*** DATA TO USE ***
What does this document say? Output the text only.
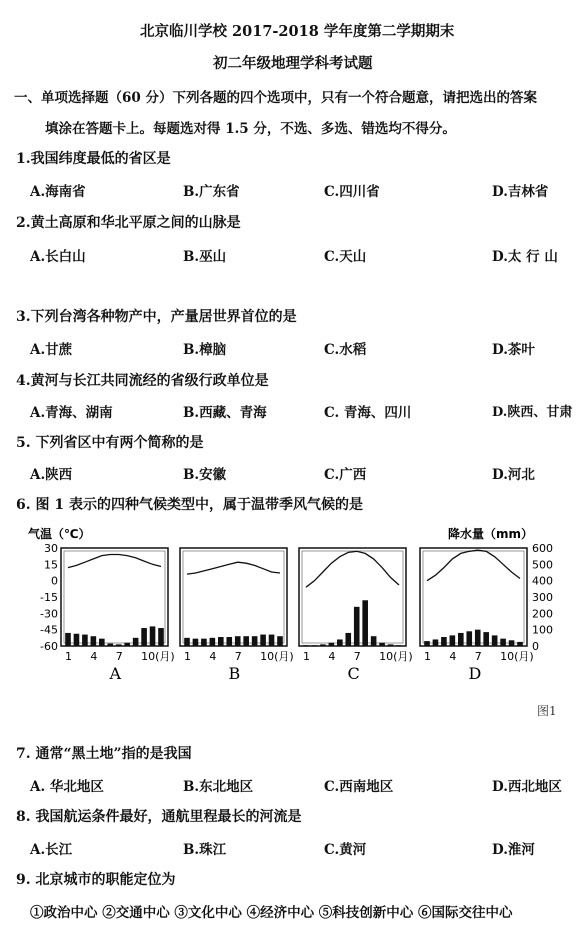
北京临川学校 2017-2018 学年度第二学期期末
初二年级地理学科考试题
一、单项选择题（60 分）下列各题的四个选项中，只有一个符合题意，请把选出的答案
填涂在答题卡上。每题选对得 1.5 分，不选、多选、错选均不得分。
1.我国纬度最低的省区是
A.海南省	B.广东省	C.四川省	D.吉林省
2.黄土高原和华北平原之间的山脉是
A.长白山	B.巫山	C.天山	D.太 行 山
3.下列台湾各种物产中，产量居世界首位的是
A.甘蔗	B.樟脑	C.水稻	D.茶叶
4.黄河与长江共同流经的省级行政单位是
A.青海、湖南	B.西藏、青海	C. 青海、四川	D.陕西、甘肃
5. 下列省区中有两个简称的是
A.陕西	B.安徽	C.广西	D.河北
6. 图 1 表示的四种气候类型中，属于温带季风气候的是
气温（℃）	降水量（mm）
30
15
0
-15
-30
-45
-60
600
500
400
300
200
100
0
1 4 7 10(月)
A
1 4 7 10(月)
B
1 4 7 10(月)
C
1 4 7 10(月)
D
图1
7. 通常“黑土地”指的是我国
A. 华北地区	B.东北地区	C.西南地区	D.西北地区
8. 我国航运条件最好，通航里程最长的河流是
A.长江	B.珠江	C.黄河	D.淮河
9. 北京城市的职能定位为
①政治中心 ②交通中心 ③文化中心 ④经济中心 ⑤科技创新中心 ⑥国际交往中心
***
> **PROBLEM STATEMENT**: Would you mind returning each entry above word for word, skipping the images?

> **EXERCISE RESULT**:
What does this document say? Output the text only.
北京临川学校 2017-2018 学年度第二学期期末
初二年级地理学科考试题
一、单项选择题（60 分）下列各题的四个选项中，只有一个符合题意，请把选出的答案
填涂在答题卡上。每题选对得 1.5 分，不选、多选、错选均不得分。
1.我国纬度最低的省区是
A.海南省	B.广东省	C.四川省	D.吉林省
2.黄土高原和华北平原之间的山脉是
A.长白山	B.巫山	C.天山	D.太 行 山
3.下列台湾各种物产中，产量居世界首位的是
A.甘蔗	B.樟脑	C.水稻	D.茶叶
4.黄河与长江共同流经的省级行政单位是
A.青海、湖南	B.西藏、青海	C. 青海、四川	D.陕西、甘肃
5. 下列省区中有两个简称的是
A.陕西	B.安徽	C.广西	D.河北
6. 图 1 表示的四种气候类型中，属于温带季风气候的是
气温（℃）	降水量（mm）
30
15
0
-15
-30
-45
-60
600
500
400
300
200
100
0
1 4 7 10(月)
A
1 4 7 10(月)
B
1 4 7 10(月)
C
1 4 7 10(月)
D
图1
7. 通常“黑土地”指的是我国
A. 华北地区	B.东北地区	C.西南地区	D.西北地区
8. 我国航运条件最好，通航里程最长的河流是
A.长江	B.珠江	C.黄河	D.淮河
9. 北京城市的职能定位为
①政治中心 ②交通中心 ③文化中心 ④经济中心 ⑤科技创新中心 ⑥国际交往中心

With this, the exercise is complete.